**Directive**
Copy all lines below exactly as written. Leave pictures out.

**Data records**
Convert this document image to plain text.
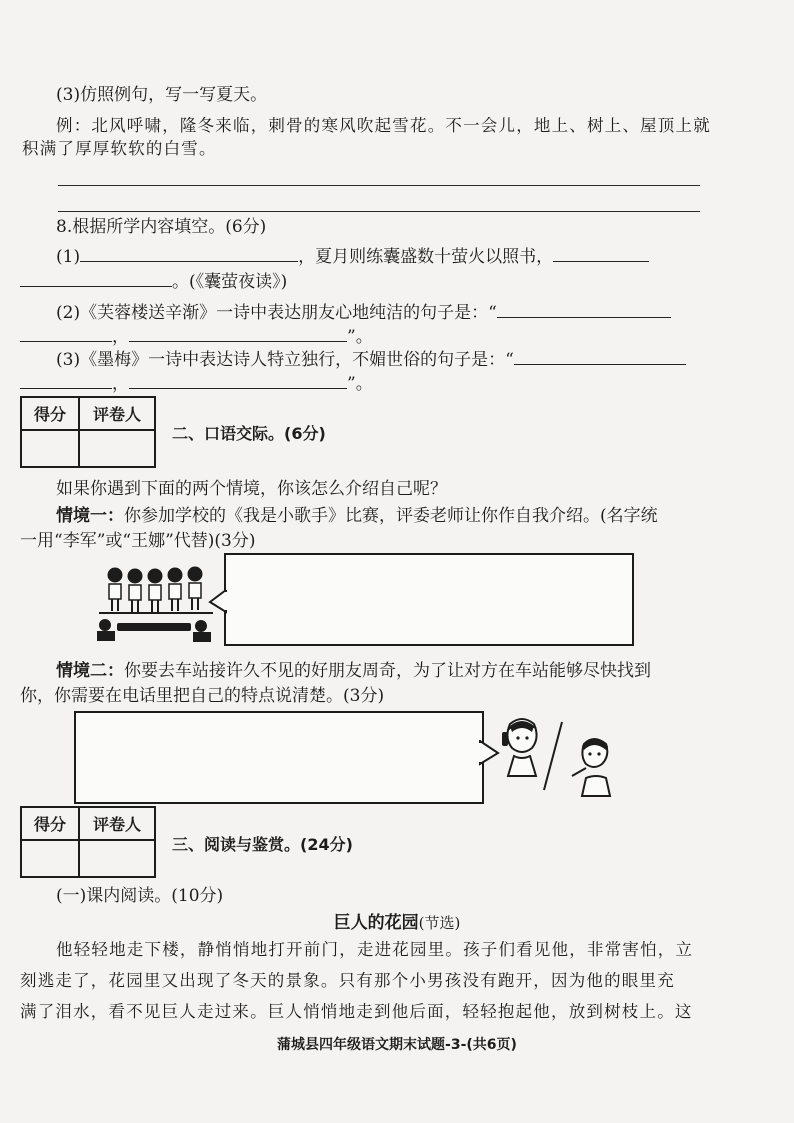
(3)仿照例句，写一写夏天。

例：北风呼啸，隆冬来临，刺骨的寒风吹起雪花。不一会儿，地上、树上、屋顶上就

积满了厚厚软软的白雪。

8.根据所学内容填空。(6分)

(1)	，夏月则练囊盛数十萤火以照书，

。(《囊萤夜读》)

(2)《芙蓉楼送辛渐》一诗中表达朋友心地纯洁的句子是：“

，	”。

(3)《墨梅》一诗中表达诗人特立独行，不媚世俗的句子是：“

，	”。

得分	评卷人

二、口语交际。(6分)

如果你遇到下面的两个情境，你该怎么介绍自己呢？

情境一：你参加学校的《我是小歌手》比赛，评委老师让你作自我介绍。(名字统

一用“李军”或“王娜”代替)(3分)

情境二：你要去车站接许久不见的好朋友周奇，为了让对方在车站能够尽快找到

你，你需要在电话里把自己的特点说清楚。(3分)

得分	评卷人

三、阅读与鉴赏。(24分)

(一)课内阅读。(10分)

巨人的花园(节选)

他轻轻地走下楼，静悄悄地打开前门，走进花园里。孩子们看见他，非常害怕，立

刻逃走了，花园里又出现了冬天的景象。只有那个小男孩没有跑开，因为他的眼里充

满了泪水，看不见巨人走过来。巨人悄悄地走到他后面，轻轻抱起他，放到树枝上。这

蒲城县四年级语文期末试题-3-(共6页)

**Solution for this exercise**
Convert this document image to plain text.
(3)仿照例句，写一写夏天。

例：北风呼啸，隆冬来临，刺骨的寒风吹起雪花。不一会儿，地上、树上、屋顶上就

积满了厚厚软软的白雪。

8.根据所学内容填空。(6分)

(1)	，夏月则练囊盛数十萤火以照书，

。(《囊萤夜读》)

(2)《芙蓉楼送辛渐》一诗中表达朋友心地纯洁的句子是：“

，	”。

(3)《墨梅》一诗中表达诗人特立独行，不媚世俗的句子是：“

，	”。

得分	评卷人

二、口语交际。(6分)

如果你遇到下面的两个情境，你该怎么介绍自己呢？

情境一：你参加学校的《我是小歌手》比赛，评委老师让你作自我介绍。(名字统

一用“李军”或“王娜”代替)(3分)

情境二：你要去车站接许久不见的好朋友周奇，为了让对方在车站能够尽快找到

你，你需要在电话里把自己的特点说清楚。(3分)

得分	评卷人

三、阅读与鉴赏。(24分)

(一)课内阅读。(10分)

巨人的花园(节选)

他轻轻地走下楼，静悄悄地打开前门，走进花园里。孩子们看见他，非常害怕，立

刻逃走了，花园里又出现了冬天的景象。只有那个小男孩没有跑开，因为他的眼里充

满了泪水，看不见巨人走过来。巨人悄悄地走到他后面，轻轻抱起他，放到树枝上。这

蒲城县四年级语文期末试题-3-(共6页)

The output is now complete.